[start]

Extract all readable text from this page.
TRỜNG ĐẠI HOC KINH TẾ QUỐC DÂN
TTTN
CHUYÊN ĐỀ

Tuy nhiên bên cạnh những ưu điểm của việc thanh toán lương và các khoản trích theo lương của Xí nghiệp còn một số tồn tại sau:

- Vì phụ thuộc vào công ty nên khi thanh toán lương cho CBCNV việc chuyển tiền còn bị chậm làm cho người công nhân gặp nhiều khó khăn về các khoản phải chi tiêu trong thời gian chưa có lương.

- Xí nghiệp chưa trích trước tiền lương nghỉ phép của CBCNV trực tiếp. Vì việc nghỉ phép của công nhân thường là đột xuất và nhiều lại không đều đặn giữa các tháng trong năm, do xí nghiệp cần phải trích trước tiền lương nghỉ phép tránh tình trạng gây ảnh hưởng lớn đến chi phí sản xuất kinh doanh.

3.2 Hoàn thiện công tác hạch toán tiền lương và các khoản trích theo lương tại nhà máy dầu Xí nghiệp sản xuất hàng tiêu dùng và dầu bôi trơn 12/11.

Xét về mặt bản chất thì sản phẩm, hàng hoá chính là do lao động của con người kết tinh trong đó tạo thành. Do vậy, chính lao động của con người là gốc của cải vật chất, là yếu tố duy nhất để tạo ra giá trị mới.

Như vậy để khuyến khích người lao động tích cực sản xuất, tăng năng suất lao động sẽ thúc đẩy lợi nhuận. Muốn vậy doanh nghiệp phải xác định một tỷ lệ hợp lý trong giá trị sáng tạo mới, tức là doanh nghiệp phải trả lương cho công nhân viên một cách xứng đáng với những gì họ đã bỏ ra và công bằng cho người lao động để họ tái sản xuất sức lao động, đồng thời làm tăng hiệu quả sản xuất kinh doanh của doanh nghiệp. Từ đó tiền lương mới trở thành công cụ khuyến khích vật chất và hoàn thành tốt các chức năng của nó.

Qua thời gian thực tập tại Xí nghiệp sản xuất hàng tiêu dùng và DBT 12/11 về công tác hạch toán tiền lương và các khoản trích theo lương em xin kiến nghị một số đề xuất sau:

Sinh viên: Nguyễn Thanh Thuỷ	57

[end]

» GOAL: Restate the whole listing exactly, leaving out nothing.

» FINISHED ANSWER:
Extract all readable text from this page.
TRỜNG ĐẠI HOC KINH TẾ QUỐC DÂN
TTTN
CHUYÊN ĐỀ

Tuy nhiên bên cạnh những ưu điểm của việc thanh toán lương và các khoản trích theo lương của Xí nghiệp còn một số tồn tại sau:

- Vì phụ thuộc vào công ty nên khi thanh toán lương cho CBCNV việc chuyển tiền còn bị chậm làm cho người công nhân gặp nhiều khó khăn về các khoản phải chi tiêu trong thời gian chưa có lương.

- Xí nghiệp chưa trích trước tiền lương nghỉ phép của CBCNV trực tiếp. Vì việc nghỉ phép của công nhân thường là đột xuất và nhiều lại không đều đặn giữa các tháng trong năm, do xí nghiệp cần phải trích trước tiền lương nghỉ phép tránh tình trạng gây ảnh hưởng lớn đến chi phí sản xuất kinh doanh.

3.2 Hoàn thiện công tác hạch toán tiền lương và các khoản trích theo lương tại nhà máy dầu Xí nghiệp sản xuất hàng tiêu dùng và dầu bôi trơn 12/11.

Xét về mặt bản chất thì sản phẩm, hàng hoá chính là do lao động của con người kết tinh trong đó tạo thành. Do vậy, chính lao động của con người là gốc của cải vật chất, là yếu tố duy nhất để tạo ra giá trị mới.

Như vậy để khuyến khích người lao động tích cực sản xuất, tăng năng suất lao động sẽ thúc đẩy lợi nhuận. Muốn vậy doanh nghiệp phải xác định một tỷ lệ hợp lý trong giá trị sáng tạo mới, tức là doanh nghiệp phải trả lương cho công nhân viên một cách xứng đáng với những gì họ đã bỏ ra và công bằng cho người lao động để họ tái sản xuất sức lao động, đồng thời làm tăng hiệu quả sản xuất kinh doanh của doanh nghiệp. Từ đó tiền lương mới trở thành công cụ khuyến khích vật chất và hoàn thành tốt các chức năng của nó.

Qua thời gian thực tập tại Xí nghiệp sản xuất hàng tiêu dùng và DBT 12/11 về công tác hạch toán tiền lương và các khoản trích theo lương em xin kiến nghị một số đề xuất sau:

Sinh viên: Nguyễn Thanh Thuỷ	57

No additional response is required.